Echo the rows between the line holding "dropdown-item-product-1[interactable]: Product 1" and the line holding "shipping-terms-title: Shipping Terms", both included, without changing them in any way.

Records for this exercise ::
###

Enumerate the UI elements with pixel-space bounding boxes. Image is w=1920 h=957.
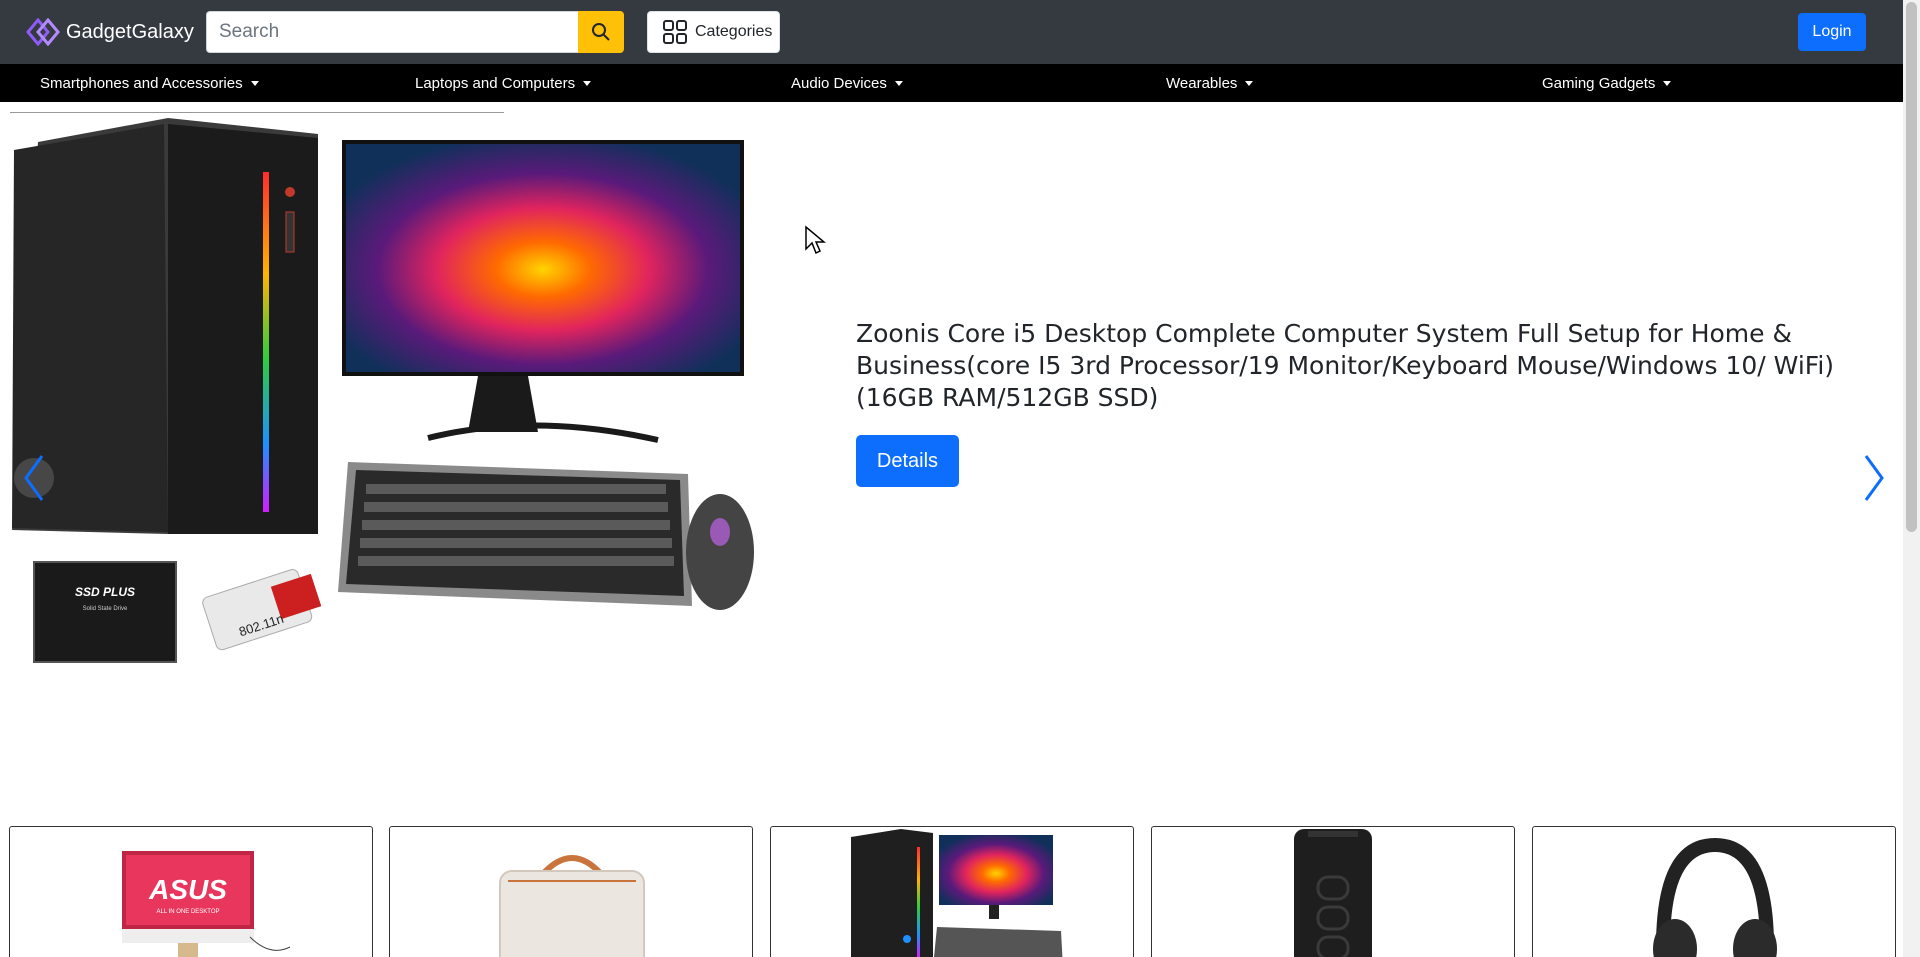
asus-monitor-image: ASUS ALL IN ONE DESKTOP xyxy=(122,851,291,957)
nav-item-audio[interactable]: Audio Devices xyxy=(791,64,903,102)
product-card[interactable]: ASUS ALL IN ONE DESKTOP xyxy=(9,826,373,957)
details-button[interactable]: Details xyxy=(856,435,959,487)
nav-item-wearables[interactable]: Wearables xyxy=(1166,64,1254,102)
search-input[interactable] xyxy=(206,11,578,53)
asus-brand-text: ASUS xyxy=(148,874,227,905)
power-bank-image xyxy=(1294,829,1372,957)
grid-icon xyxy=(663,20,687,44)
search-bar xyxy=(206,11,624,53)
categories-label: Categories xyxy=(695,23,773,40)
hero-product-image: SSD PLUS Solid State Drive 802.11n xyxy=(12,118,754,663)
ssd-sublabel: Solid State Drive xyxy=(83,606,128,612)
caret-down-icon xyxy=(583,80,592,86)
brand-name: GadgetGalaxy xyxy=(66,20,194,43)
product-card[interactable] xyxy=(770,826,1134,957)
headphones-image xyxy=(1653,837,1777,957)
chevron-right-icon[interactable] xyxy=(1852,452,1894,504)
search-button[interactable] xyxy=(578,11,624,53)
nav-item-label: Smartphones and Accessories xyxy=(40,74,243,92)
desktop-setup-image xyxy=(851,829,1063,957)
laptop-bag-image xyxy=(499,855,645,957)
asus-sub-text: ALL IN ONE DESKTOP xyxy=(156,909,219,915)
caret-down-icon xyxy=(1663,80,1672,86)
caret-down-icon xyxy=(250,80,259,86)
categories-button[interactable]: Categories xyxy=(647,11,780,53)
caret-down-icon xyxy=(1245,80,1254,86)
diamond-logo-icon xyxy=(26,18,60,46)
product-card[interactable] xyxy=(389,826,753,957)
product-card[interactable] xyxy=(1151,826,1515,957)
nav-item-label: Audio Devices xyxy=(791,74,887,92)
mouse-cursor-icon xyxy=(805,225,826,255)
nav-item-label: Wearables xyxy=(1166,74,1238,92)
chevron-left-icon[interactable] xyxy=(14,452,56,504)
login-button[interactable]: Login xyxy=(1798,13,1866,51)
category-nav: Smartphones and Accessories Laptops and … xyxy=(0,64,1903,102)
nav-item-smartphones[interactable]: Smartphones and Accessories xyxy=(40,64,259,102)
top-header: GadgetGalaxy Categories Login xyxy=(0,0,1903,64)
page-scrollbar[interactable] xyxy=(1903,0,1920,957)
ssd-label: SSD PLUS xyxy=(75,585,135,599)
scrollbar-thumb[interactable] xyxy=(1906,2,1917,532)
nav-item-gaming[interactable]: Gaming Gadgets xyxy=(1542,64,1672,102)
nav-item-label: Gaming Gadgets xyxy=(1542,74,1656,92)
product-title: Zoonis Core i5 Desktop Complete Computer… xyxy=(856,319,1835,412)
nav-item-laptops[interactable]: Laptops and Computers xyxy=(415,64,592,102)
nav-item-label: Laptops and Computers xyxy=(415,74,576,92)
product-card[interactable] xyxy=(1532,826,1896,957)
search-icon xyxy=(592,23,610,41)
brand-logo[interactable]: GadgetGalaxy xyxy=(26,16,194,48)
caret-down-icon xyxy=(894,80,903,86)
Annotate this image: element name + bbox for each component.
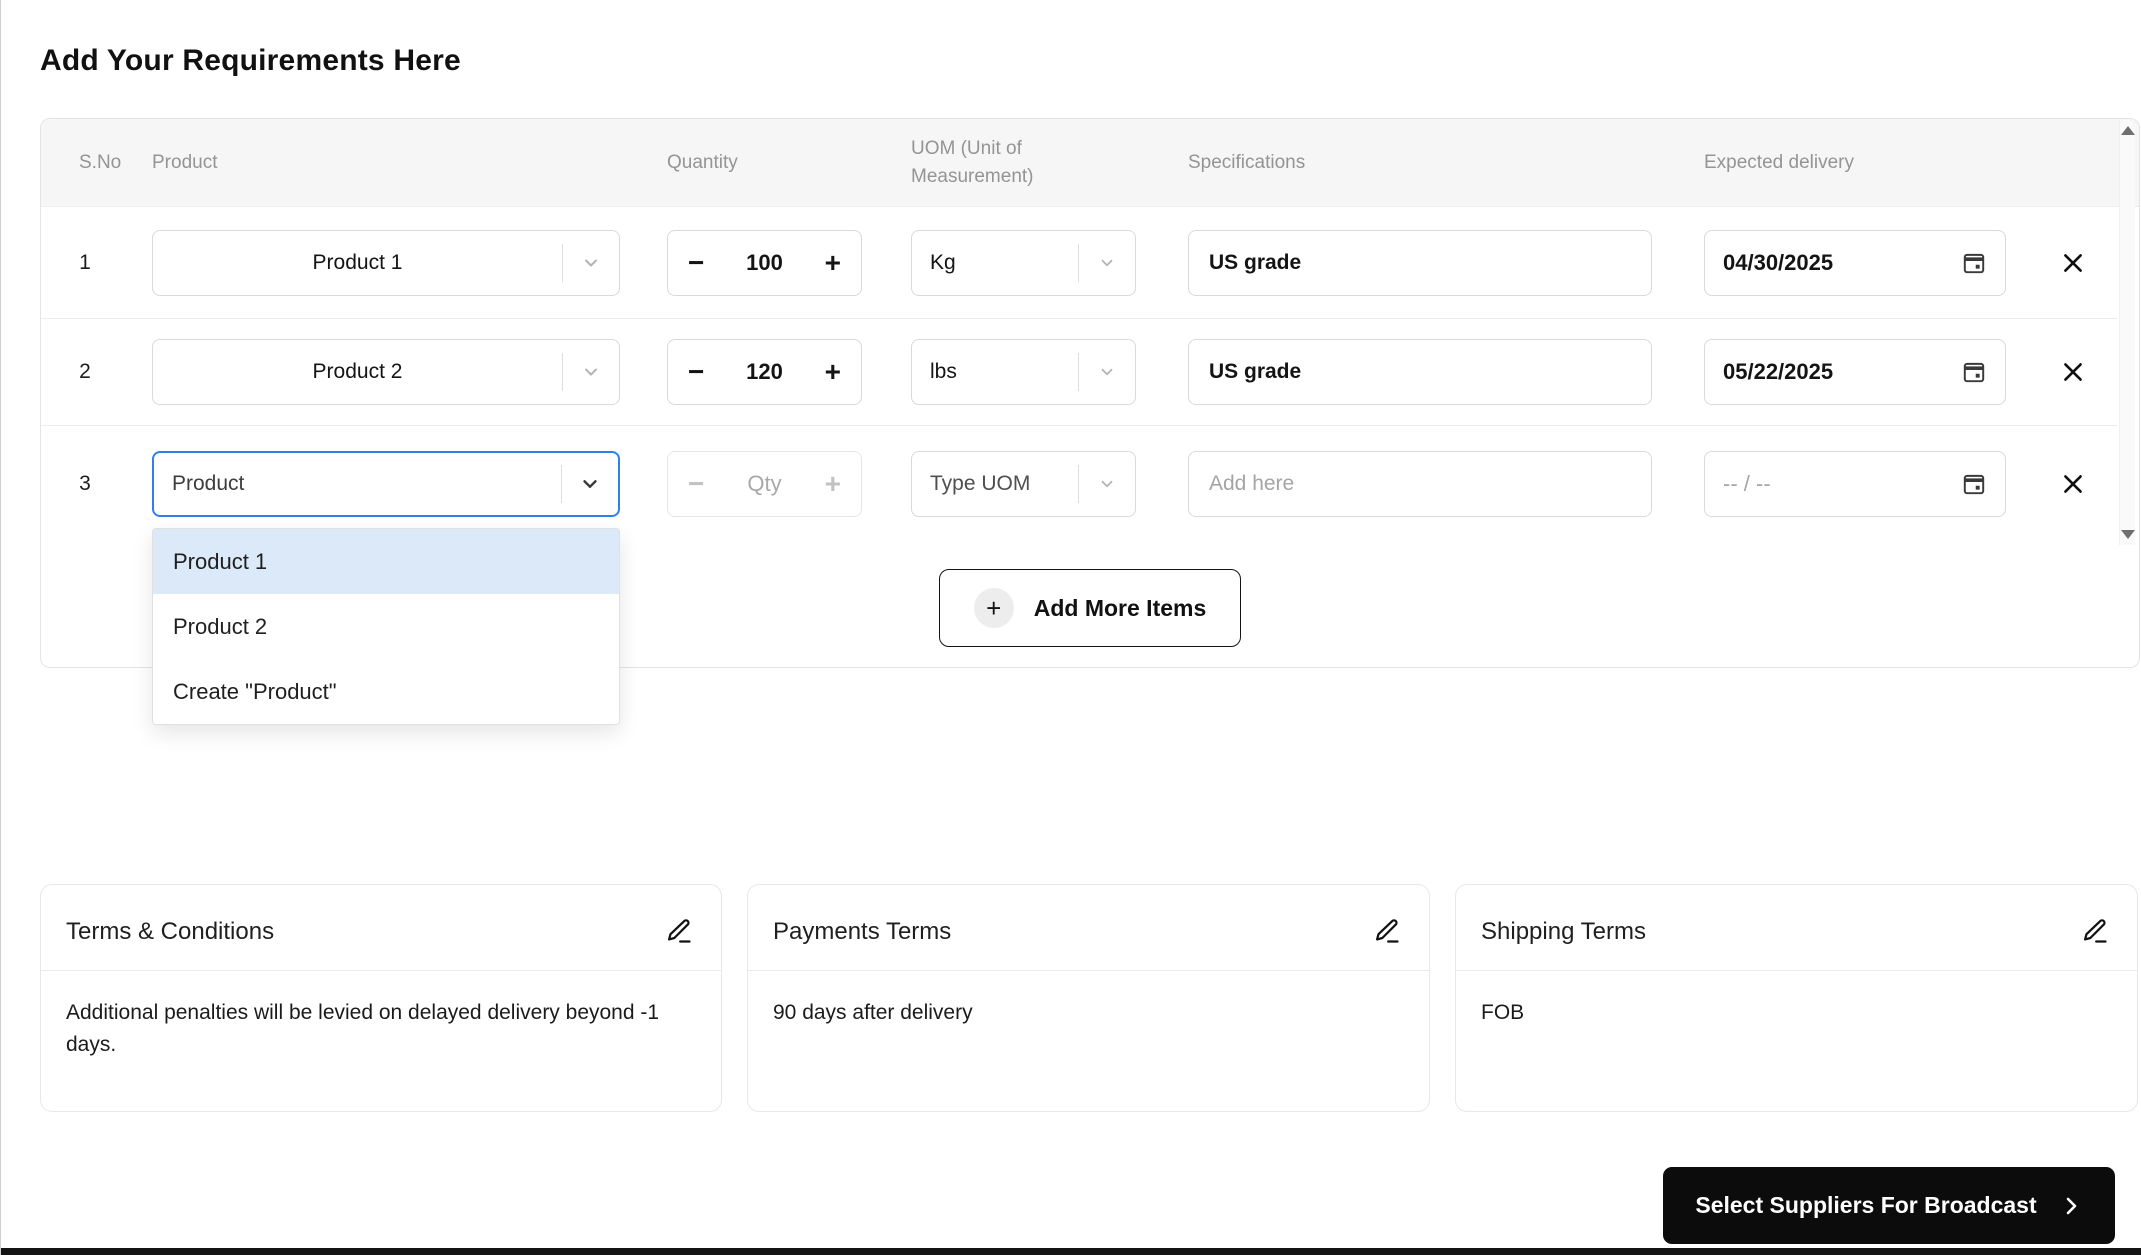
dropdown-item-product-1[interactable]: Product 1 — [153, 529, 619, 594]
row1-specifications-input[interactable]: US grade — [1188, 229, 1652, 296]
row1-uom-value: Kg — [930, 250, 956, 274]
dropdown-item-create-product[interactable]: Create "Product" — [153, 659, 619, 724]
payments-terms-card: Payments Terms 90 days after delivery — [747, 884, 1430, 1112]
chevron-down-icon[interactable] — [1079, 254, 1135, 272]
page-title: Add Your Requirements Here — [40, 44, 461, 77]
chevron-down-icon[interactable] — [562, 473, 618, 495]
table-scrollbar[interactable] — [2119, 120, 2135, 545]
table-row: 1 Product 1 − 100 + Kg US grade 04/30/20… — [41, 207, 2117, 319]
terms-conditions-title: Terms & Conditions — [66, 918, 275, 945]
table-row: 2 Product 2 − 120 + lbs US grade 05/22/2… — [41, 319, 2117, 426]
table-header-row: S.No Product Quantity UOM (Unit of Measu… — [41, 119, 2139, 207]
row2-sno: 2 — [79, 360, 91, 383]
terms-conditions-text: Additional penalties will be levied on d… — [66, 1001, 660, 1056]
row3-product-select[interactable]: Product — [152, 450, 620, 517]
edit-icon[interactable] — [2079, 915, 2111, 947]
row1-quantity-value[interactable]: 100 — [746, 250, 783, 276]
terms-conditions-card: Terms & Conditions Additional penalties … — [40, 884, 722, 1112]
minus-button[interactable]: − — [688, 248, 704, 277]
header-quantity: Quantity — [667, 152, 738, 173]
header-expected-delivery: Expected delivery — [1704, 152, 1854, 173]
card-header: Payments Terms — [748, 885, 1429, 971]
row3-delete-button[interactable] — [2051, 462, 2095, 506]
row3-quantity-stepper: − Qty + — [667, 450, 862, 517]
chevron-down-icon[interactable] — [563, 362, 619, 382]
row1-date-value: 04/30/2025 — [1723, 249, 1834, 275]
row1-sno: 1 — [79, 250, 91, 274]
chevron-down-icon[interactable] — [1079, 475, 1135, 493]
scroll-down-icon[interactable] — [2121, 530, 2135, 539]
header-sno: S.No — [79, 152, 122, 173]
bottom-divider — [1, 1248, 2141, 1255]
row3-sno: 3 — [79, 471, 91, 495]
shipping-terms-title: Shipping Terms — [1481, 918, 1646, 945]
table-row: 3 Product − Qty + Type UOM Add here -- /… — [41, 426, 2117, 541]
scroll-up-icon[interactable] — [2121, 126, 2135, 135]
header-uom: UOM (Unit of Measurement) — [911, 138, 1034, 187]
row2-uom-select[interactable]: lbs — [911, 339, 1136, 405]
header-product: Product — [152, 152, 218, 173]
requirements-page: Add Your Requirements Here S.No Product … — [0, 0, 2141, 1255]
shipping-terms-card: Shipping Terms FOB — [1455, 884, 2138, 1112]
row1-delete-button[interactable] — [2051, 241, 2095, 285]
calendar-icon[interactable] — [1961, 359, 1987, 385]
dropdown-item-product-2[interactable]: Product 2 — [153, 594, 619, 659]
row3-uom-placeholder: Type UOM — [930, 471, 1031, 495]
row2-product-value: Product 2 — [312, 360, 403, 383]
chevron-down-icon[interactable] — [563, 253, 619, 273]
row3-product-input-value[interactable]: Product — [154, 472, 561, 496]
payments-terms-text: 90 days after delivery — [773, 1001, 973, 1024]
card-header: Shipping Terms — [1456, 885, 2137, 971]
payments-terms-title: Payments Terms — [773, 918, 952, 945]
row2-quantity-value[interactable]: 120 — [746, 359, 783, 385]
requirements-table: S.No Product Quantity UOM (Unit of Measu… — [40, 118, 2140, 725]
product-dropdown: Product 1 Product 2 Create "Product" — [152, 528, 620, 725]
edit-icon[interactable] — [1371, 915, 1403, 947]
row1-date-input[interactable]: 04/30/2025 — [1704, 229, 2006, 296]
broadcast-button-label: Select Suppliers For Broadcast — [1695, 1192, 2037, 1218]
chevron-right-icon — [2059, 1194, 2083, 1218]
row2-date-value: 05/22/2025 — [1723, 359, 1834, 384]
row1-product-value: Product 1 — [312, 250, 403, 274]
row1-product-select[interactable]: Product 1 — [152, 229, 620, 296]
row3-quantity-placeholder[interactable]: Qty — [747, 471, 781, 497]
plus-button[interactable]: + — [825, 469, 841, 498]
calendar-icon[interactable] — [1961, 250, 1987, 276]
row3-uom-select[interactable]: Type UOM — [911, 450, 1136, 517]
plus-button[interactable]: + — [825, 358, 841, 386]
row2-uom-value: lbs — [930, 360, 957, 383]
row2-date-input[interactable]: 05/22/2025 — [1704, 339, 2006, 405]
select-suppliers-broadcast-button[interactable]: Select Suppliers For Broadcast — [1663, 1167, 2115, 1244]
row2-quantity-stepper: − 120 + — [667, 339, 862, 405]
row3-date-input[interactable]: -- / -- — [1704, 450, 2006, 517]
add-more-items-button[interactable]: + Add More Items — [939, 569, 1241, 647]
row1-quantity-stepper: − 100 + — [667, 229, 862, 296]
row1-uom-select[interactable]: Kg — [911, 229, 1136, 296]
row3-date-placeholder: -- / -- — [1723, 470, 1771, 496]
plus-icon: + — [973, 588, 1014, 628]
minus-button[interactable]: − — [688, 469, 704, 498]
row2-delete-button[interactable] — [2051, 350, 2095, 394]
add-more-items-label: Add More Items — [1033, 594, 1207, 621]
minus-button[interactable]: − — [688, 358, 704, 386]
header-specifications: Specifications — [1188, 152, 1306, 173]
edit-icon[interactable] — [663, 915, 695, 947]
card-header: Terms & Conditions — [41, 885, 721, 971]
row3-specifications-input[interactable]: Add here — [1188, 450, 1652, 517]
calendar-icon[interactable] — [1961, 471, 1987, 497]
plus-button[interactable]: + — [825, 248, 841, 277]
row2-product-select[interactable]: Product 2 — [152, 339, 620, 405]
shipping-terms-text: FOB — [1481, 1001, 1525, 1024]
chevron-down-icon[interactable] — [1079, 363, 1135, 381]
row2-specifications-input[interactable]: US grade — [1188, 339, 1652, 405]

###

Answer ::
dropdown-item-product-1[interactable]: Product 1 — [153, 529, 619, 594]
row1-specifications-input[interactable]: US grade — [1188, 229, 1652, 296]
row1-uom-value: Kg — [930, 250, 956, 274]
dropdown-item-create-product[interactable]: Create "Product" — [153, 659, 619, 724]
payments-terms-card: Payments Terms 90 days after delivery — [747, 884, 1430, 1112]
chevron-down-icon[interactable] — [1079, 254, 1135, 272]
page-title: Add Your Requirements Here — [40, 44, 461, 77]
chevron-down-icon[interactable] — [562, 473, 618, 495]
table-scrollbar[interactable] — [2119, 120, 2135, 545]
table-row: 1 Product 1 − 100 + Kg US grade 04/30/20… — [41, 207, 2117, 319]
terms-conditions-title: Terms & Conditions — [66, 918, 275, 945]
table-row: 2 Product 2 − 120 + lbs US grade 05/22/2… — [41, 319, 2117, 426]
table-header-row: S.No Product Quantity UOM (Unit of Measu… — [41, 119, 2139, 207]
row2-sno: 2 — [79, 360, 91, 383]
terms-conditions-text: Additional penalties will be levied on d… — [66, 1001, 660, 1056]
row3-product-select[interactable]: Product — [152, 450, 620, 517]
edit-icon[interactable] — [2079, 915, 2111, 947]
row1-quantity-value[interactable]: 100 — [746, 250, 783, 276]
terms-conditions-card: Terms & Conditions Additional penalties … — [40, 884, 722, 1112]
minus-button[interactable]: − — [688, 248, 704, 277]
header-quantity: Quantity — [667, 152, 738, 173]
header-expected-delivery: Expected delivery — [1704, 152, 1854, 173]
card-header: Payments Terms — [748, 885, 1429, 971]
row3-delete-button[interactable] — [2051, 462, 2095, 506]
row3-quantity-stepper: − Qty + — [667, 450, 862, 517]
chevron-down-icon[interactable] — [563, 362, 619, 382]
row1-date-value: 04/30/2025 — [1723, 249, 1834, 275]
row1-sno: 1 — [79, 250, 91, 274]
chevron-down-icon[interactable] — [1079, 475, 1135, 493]
scroll-down-icon[interactable] — [2121, 530, 2135, 539]
header-sno: S.No — [79, 152, 122, 173]
bottom-divider — [1, 1248, 2141, 1255]
row3-sno: 3 — [79, 471, 91, 495]
shipping-terms-title: Shipping Terms — [1481, 918, 1646, 945]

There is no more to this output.